*Your goal*: State, as a single number, how many lines in the data below contain "edge".

*Stored data entries*:
..........
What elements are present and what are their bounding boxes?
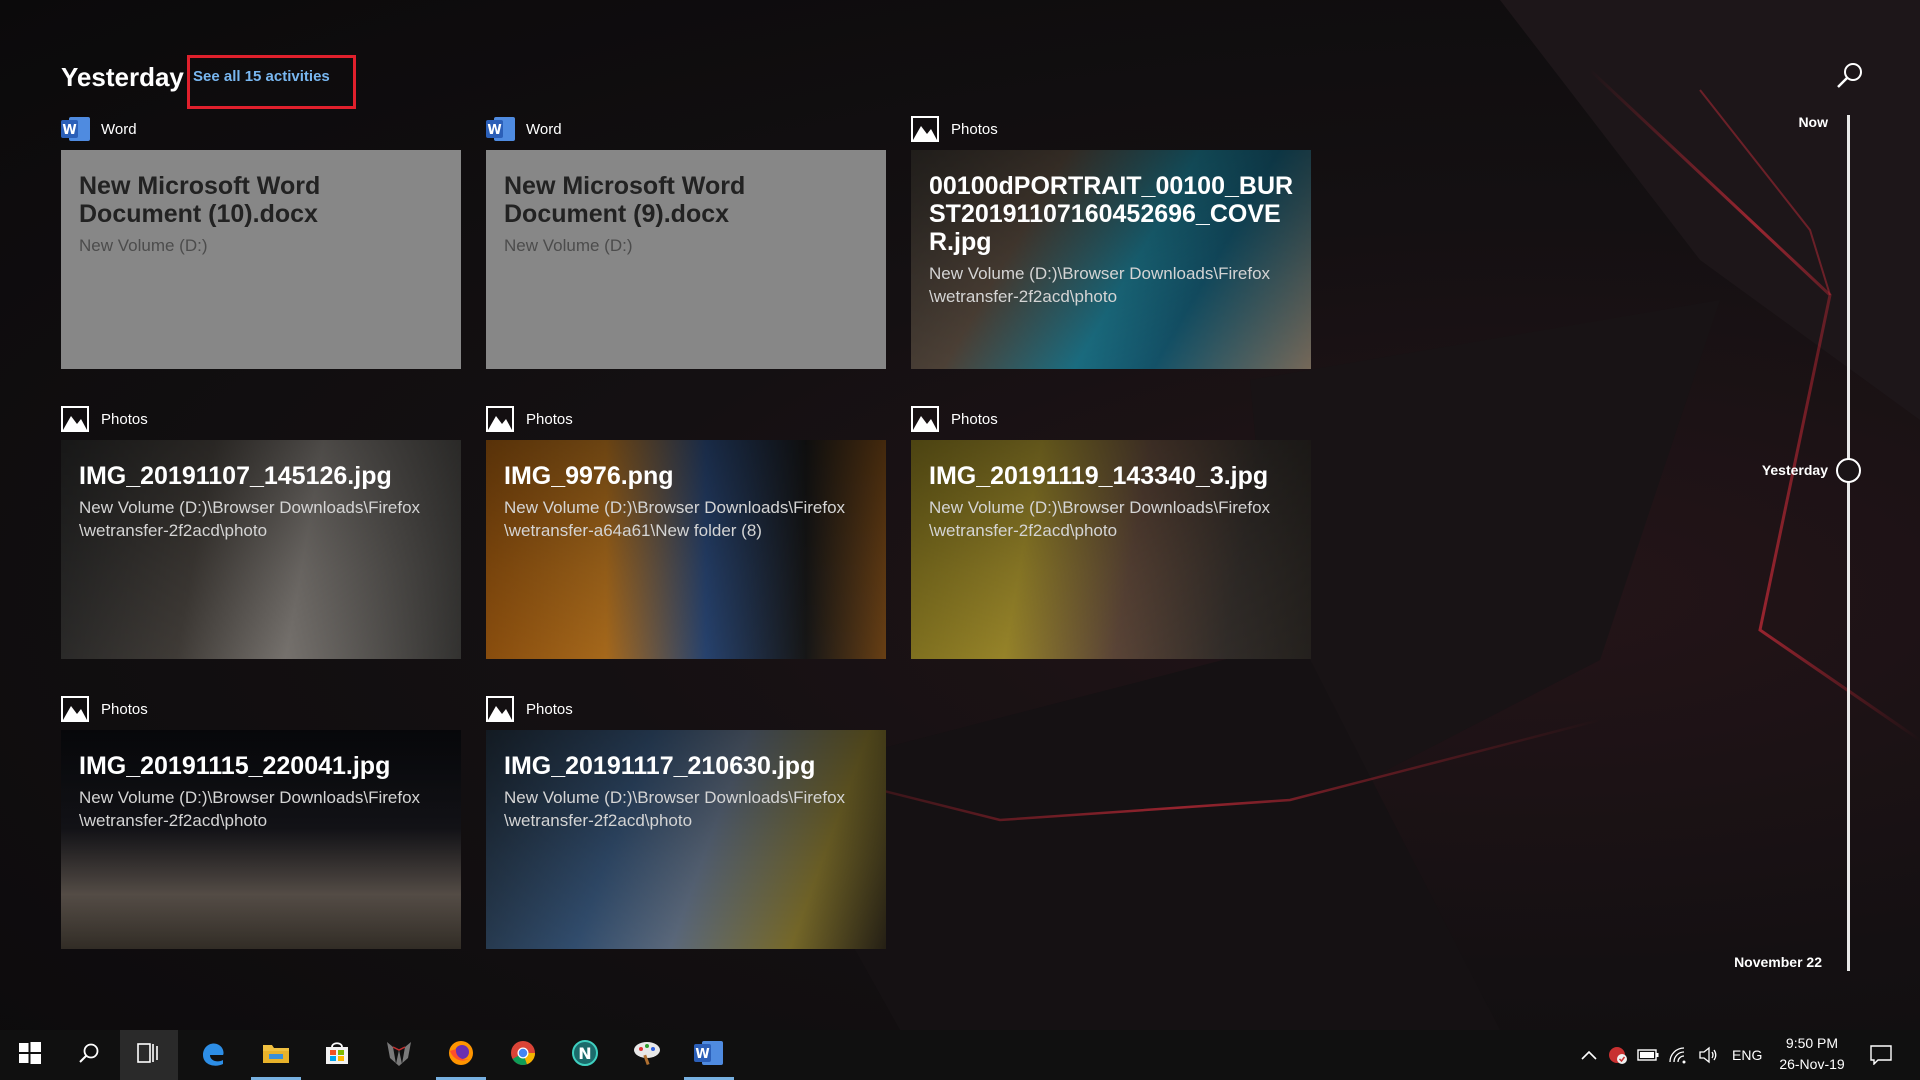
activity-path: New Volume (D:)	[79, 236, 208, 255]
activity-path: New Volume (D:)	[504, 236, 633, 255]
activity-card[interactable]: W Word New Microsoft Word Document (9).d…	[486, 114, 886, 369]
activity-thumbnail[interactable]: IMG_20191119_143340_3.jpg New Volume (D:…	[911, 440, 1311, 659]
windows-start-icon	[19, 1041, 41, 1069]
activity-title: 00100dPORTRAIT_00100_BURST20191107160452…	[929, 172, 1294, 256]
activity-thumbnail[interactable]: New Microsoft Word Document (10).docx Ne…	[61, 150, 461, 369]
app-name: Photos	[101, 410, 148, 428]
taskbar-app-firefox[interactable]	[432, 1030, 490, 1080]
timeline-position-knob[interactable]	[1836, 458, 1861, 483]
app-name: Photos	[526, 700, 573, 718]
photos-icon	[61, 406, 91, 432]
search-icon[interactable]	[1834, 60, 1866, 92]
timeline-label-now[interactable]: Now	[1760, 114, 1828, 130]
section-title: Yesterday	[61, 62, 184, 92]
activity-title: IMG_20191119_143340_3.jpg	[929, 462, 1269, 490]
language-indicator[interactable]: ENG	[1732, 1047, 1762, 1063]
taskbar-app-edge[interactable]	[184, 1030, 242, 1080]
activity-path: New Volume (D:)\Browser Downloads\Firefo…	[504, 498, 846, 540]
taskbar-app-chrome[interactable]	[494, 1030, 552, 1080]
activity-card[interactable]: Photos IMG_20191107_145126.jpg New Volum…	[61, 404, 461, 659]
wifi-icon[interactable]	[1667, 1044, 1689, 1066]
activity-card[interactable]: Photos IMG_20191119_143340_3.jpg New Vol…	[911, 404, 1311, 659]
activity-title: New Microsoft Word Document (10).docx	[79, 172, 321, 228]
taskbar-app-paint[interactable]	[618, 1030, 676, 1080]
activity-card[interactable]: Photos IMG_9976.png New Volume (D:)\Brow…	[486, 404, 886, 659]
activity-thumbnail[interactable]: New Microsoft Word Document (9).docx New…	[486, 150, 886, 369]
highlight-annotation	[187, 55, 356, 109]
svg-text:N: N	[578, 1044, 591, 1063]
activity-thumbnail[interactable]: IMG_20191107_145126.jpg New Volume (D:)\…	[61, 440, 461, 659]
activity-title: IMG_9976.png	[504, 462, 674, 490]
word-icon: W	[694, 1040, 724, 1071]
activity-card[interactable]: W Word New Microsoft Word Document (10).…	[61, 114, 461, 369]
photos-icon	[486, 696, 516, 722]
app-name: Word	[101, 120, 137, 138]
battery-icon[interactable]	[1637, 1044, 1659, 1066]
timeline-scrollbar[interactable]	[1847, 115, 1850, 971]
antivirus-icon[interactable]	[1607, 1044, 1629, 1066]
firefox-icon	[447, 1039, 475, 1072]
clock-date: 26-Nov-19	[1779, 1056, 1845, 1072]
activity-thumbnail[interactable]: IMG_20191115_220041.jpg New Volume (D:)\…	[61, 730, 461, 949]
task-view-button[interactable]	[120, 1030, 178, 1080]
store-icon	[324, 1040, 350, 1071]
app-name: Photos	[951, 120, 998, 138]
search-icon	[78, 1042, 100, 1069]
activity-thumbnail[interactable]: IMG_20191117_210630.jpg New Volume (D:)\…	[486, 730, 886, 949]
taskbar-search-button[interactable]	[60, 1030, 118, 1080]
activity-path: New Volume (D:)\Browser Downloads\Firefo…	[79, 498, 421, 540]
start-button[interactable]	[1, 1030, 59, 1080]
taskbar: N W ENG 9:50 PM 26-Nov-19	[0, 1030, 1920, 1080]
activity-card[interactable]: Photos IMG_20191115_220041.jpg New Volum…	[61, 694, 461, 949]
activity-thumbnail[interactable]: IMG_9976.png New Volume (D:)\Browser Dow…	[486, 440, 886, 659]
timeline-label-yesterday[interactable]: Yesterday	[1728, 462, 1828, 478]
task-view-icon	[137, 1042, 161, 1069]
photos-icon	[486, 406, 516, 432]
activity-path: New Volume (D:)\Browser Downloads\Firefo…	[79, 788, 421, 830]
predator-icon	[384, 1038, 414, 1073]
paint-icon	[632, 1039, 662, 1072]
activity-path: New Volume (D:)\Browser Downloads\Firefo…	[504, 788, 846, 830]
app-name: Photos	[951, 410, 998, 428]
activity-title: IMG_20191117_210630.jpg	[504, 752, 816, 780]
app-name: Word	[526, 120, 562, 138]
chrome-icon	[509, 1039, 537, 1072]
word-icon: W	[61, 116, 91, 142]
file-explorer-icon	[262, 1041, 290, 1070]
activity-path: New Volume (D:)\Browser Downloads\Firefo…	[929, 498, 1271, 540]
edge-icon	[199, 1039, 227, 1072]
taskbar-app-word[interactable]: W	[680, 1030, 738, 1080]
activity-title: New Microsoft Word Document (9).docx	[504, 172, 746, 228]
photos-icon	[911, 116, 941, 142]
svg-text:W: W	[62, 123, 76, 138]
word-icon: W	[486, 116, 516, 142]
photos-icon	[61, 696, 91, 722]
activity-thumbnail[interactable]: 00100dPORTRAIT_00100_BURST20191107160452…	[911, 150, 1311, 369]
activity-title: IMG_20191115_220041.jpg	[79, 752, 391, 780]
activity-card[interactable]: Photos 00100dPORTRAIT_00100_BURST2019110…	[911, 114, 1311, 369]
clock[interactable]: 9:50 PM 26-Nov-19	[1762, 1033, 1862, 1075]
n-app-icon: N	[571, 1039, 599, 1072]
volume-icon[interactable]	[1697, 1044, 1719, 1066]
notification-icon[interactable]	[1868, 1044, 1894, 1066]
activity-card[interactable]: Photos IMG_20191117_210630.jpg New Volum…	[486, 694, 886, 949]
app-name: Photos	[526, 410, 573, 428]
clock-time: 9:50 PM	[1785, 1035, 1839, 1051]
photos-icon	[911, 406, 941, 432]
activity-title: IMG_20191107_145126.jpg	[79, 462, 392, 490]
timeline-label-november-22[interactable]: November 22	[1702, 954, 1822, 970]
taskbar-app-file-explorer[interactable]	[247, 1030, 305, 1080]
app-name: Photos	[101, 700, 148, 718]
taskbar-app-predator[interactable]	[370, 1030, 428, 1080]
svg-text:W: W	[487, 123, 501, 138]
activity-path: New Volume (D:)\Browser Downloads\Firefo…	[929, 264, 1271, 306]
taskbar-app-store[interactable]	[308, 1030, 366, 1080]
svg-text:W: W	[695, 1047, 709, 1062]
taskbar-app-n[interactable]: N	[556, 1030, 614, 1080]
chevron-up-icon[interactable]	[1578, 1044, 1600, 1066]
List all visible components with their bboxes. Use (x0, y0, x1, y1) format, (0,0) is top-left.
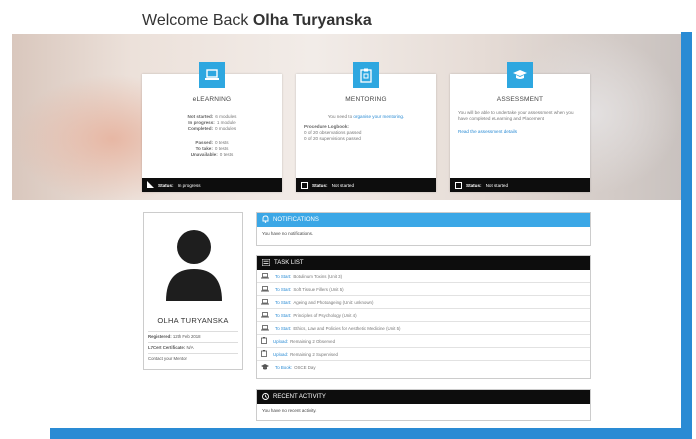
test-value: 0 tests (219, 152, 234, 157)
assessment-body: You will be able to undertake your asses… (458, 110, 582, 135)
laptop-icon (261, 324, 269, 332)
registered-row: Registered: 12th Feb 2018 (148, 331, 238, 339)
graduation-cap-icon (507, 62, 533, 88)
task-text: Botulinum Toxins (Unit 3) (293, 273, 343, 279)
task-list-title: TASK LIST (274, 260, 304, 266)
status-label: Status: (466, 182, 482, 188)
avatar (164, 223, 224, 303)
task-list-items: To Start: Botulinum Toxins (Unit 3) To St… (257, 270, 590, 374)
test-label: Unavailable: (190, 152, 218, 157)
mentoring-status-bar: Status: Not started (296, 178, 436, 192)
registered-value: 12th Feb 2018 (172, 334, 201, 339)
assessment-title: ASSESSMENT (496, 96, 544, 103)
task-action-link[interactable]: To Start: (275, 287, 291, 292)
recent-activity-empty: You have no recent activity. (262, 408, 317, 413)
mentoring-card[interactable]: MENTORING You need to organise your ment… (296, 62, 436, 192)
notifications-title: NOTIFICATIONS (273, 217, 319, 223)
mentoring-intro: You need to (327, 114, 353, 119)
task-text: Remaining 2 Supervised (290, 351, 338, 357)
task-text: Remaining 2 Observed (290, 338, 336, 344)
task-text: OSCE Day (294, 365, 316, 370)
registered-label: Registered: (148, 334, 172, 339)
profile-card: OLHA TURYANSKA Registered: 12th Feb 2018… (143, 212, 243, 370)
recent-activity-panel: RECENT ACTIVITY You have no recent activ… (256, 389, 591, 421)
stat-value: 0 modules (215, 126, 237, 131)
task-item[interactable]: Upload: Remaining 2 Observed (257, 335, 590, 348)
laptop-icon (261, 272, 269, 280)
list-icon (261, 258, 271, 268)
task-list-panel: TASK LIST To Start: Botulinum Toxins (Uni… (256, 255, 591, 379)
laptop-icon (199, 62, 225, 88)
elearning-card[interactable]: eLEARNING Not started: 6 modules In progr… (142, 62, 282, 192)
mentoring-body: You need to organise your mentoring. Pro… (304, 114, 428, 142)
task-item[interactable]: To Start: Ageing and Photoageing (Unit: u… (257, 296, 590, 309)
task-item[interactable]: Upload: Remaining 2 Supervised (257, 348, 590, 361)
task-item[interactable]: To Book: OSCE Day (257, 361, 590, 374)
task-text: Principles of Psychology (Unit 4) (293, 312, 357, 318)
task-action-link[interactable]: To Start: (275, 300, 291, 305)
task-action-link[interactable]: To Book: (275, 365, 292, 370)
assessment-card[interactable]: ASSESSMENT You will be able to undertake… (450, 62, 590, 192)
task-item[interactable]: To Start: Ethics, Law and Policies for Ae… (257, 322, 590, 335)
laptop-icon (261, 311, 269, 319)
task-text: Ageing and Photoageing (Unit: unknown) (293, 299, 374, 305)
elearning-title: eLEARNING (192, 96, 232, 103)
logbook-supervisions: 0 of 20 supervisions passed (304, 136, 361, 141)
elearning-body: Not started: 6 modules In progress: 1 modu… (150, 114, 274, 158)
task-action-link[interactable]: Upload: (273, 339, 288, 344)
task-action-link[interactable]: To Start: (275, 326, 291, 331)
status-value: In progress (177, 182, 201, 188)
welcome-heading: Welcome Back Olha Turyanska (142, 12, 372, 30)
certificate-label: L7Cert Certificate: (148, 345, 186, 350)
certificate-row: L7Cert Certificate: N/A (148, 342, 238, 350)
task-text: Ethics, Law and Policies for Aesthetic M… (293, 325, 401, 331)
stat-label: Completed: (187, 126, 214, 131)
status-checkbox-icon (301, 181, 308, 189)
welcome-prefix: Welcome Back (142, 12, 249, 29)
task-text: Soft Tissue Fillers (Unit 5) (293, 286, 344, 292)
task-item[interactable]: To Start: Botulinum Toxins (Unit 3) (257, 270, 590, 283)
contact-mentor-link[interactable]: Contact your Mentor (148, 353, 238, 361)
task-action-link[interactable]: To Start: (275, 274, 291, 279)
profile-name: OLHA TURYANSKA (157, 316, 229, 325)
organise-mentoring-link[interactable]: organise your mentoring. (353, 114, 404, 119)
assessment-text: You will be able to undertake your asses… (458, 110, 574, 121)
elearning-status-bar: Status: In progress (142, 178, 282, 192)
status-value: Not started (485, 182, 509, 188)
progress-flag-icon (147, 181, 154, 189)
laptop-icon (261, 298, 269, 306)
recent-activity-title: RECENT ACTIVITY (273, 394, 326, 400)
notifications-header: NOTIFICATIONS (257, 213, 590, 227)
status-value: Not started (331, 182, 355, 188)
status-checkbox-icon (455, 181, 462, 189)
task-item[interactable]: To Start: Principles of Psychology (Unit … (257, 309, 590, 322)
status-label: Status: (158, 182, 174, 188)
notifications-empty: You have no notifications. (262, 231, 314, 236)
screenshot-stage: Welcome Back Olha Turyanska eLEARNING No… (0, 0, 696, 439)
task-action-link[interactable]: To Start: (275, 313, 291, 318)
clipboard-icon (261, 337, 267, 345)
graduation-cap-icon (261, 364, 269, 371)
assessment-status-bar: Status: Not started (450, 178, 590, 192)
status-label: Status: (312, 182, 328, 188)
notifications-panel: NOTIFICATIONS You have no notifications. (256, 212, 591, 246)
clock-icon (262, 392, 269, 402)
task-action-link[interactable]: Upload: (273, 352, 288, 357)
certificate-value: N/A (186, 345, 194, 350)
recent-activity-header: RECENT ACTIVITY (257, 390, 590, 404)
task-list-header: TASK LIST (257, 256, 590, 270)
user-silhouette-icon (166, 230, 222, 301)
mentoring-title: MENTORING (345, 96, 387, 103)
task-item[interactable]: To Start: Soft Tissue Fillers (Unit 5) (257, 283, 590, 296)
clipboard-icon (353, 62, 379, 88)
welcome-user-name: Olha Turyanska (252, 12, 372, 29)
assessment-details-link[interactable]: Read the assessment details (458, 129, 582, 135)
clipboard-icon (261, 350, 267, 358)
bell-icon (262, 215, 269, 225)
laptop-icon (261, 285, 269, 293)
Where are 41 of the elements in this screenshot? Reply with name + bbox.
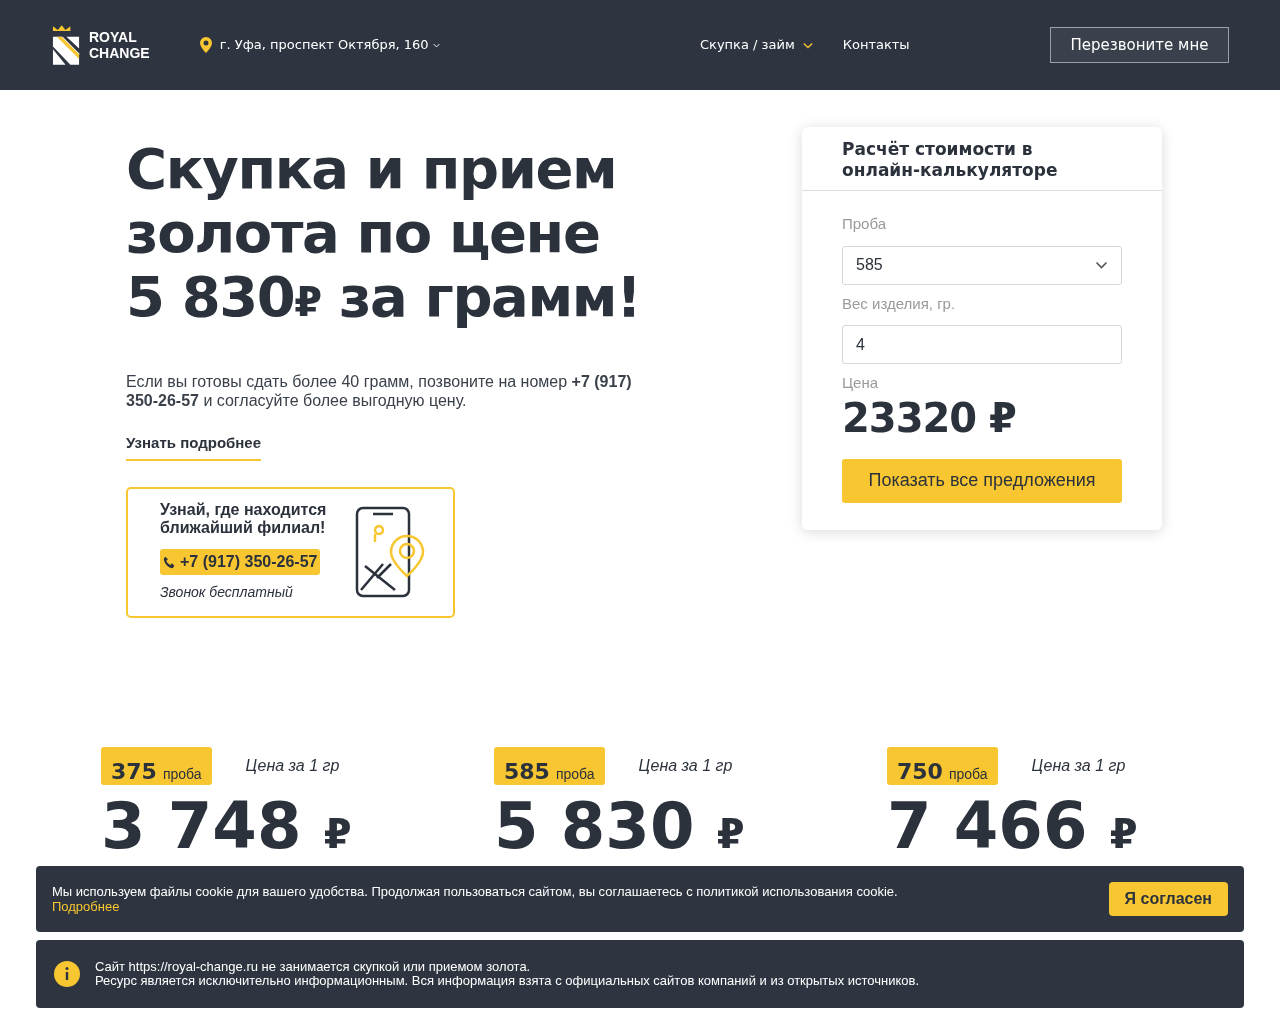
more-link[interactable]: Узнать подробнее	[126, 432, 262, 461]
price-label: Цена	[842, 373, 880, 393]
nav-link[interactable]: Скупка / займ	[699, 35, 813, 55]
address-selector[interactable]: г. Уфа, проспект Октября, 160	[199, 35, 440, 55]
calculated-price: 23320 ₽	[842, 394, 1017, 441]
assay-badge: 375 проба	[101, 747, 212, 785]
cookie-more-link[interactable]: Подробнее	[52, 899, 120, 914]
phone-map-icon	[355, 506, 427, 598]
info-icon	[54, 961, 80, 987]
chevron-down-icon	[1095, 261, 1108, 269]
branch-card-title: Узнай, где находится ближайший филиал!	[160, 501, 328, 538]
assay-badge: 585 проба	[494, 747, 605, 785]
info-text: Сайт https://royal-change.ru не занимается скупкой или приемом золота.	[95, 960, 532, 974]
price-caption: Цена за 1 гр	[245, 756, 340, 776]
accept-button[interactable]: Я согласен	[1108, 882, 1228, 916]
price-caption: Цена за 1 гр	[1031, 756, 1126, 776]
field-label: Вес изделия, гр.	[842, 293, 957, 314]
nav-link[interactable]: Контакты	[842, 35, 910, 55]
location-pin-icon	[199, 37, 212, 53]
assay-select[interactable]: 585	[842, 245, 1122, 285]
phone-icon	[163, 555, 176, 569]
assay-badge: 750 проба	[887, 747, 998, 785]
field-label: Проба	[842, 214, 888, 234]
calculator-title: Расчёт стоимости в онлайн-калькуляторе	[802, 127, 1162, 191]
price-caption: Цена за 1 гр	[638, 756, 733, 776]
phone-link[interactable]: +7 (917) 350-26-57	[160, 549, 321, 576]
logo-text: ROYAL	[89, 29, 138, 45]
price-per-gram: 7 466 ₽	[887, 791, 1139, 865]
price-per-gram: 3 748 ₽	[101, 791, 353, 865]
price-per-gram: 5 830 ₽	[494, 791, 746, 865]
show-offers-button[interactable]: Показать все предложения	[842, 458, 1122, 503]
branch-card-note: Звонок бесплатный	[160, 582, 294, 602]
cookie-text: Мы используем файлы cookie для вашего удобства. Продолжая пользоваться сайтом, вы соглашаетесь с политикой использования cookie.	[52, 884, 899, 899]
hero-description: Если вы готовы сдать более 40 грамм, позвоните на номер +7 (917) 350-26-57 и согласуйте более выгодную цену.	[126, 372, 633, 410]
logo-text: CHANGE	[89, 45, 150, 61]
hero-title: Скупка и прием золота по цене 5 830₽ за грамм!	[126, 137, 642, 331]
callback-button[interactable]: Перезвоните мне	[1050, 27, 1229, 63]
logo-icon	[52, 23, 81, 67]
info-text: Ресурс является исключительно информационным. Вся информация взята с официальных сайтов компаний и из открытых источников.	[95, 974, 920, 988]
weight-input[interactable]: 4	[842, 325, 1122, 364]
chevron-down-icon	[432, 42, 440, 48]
..........
*Answer space*: 2